Quote all entries exactly, leaving pictures aside.

**Records shown:**
•••••
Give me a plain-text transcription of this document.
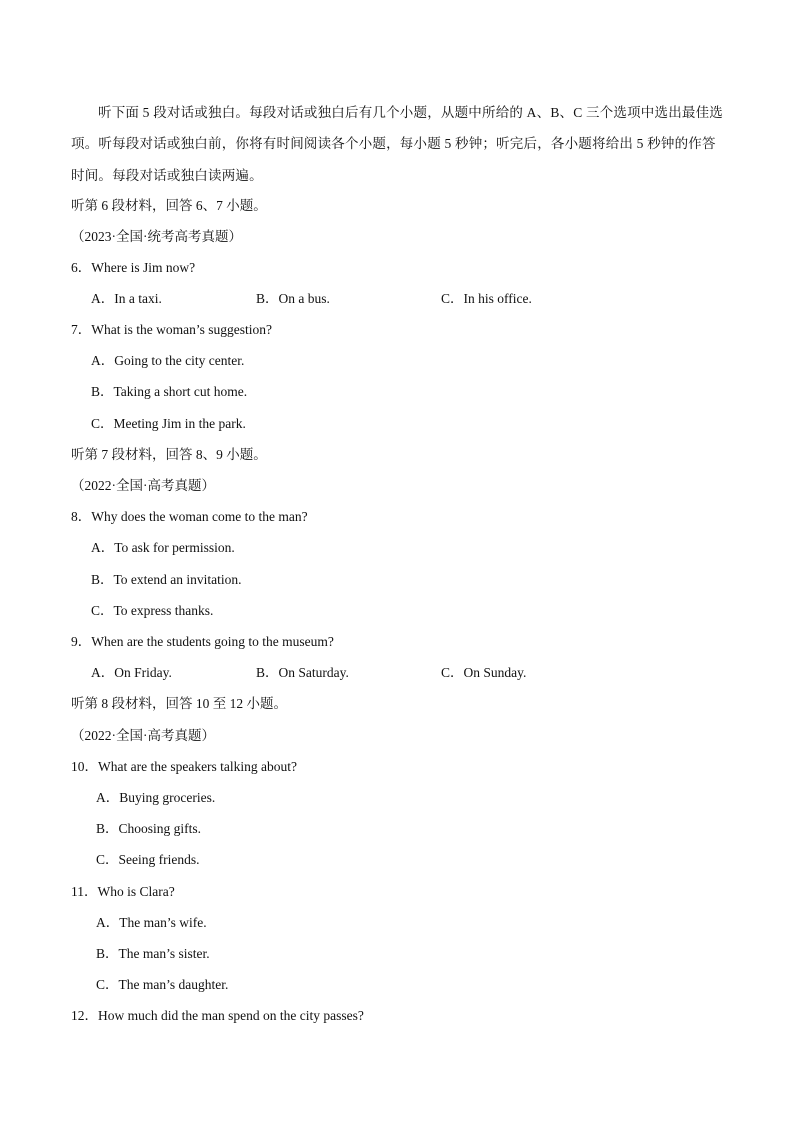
听下面 5 段对话或独白。每段对话或独白后有几个小题，从题中所给的 A、B、C 三个选项中选出最佳选项。听每段对话或独白前，你将有时间阅读各个小题，每小题 5 秒钟；听完后，各小题将给出 5 秒钟的作答时间。每段对话或独白读两遍。
听第 6 段材料，回答 6、7 小题。
（2023·全国·统考高考真题）
6．Where is Jim now?
A．In a taxi.	B．On a bus.	C．In his office.
7．What is the woman’s suggestion?
A．Going to the city center.
B．Taking a short cut home.
C．Meeting Jim in the park.
听第 7 段材料，回答 8、9 小题。
（2022·全国·高考真题）
8．Why does the woman come to the man?
A．To ask for permission.
B．To extend an invitation.
C．To express thanks.
9．When are the students going to the museum?
A．On Friday.	B．On Saturday.	C．On Sunday.
听第 8 段材料，回答 10 至 12 小题。
（2022·全国·高考真题）
10．What are the speakers talking about?
A．Buying groceries.
B．Choosing gifts.
C．Seeing friends.
11．Who is Clara?
A．The man’s wife.
B．The man’s sister.
C．The man’s daughter.
12．How much did the man spend on the city passes?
•••••
**The output:**
Give me a plain-text transcription of this document.
听下面 5 段对话或独白。每段对话或独白后有几个小题，从题中所给的 A、B、C 三个选项中选出最佳选项。听每段对话或独白前，你将有时间阅读各个小题，每小题 5 秒钟；听完后，各小题将给出 5 秒钟的作答时间。每段对话或独白读两遍。
听第 6 段材料，回答 6、7 小题。
（2023·全国·统考高考真题）
6．Where is Jim now?
A．In a taxi.	B．On a bus.	C．In his office.
7．What is the woman’s suggestion?
A．Going to the city center.
B．Taking a short cut home.
C．Meeting Jim in the park.
听第 7 段材料，回答 8、9 小题。
（2022·全国·高考真题）
8．Why does the woman come to the man?
A．To ask for permission.
B．To extend an invitation.
C．To express thanks.
9．When are the students going to the museum?
A．On Friday.	B．On Saturday.	C．On Sunday.
听第 8 段材料，回答 10 至 12 小题。
（2022·全国·高考真题）
10．What are the speakers talking about?
A．Buying groceries.
B．Choosing gifts.
C．Seeing friends.
11．Who is Clara?
A．The man’s wife.
B．The man’s sister.
C．The man’s daughter.
12．How much did the man spend on the city passes?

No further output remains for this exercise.